Stored records:

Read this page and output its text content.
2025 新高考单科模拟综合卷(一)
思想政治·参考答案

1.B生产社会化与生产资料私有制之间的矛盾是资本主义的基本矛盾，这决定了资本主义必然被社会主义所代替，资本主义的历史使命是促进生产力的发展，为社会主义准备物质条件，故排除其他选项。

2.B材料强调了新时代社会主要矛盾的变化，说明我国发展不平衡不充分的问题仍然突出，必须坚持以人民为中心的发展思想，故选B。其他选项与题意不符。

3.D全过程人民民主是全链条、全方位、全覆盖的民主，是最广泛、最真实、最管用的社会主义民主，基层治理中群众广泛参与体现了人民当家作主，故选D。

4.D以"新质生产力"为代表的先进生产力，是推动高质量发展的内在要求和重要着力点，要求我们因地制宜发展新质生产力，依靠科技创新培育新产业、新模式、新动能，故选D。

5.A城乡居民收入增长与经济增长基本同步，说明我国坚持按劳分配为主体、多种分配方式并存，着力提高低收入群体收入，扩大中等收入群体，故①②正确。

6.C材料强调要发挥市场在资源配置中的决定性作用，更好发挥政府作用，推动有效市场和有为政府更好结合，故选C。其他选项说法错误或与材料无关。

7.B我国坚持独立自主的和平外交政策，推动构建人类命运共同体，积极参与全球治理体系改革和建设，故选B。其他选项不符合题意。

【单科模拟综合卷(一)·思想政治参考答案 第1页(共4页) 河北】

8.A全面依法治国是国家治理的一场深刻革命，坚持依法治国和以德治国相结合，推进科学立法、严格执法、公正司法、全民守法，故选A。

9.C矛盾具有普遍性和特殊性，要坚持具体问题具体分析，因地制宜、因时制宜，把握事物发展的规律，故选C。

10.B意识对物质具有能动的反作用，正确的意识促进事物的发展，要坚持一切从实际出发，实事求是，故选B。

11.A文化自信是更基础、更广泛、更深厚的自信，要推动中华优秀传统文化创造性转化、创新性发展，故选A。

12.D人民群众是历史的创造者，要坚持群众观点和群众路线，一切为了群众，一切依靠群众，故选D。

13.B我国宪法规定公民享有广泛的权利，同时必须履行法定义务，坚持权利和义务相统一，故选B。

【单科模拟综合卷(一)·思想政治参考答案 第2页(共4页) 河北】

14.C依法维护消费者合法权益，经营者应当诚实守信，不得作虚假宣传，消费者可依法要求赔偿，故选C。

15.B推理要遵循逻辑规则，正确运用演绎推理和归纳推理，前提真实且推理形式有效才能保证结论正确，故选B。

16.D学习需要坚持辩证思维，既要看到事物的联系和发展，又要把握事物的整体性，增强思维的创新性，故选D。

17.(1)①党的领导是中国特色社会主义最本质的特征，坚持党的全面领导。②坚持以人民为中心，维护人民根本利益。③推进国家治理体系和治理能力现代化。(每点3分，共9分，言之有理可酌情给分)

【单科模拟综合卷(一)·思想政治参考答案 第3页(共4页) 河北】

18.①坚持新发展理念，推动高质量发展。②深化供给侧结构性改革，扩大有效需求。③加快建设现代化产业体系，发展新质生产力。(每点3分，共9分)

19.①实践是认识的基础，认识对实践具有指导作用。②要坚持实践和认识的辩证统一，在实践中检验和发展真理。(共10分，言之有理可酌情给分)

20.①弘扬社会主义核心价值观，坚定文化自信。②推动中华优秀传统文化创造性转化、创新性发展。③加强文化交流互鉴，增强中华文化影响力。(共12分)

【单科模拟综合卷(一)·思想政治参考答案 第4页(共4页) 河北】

Problem description:
In the records above, locate each line with the word "创新性发展". Copy all such lines.

Written answer:
11.A文化自信是更基础、更广泛、更深厚的自信，要推动中华优秀传统文化创造性转化、创新性发展，故选A。
20.①弘扬社会主义核心价值观，坚定文化自信。②推动中华优秀传统文化创造性转化、创新性发展。③加强文化交流互鉴，增强中华文化影响力。(共12分)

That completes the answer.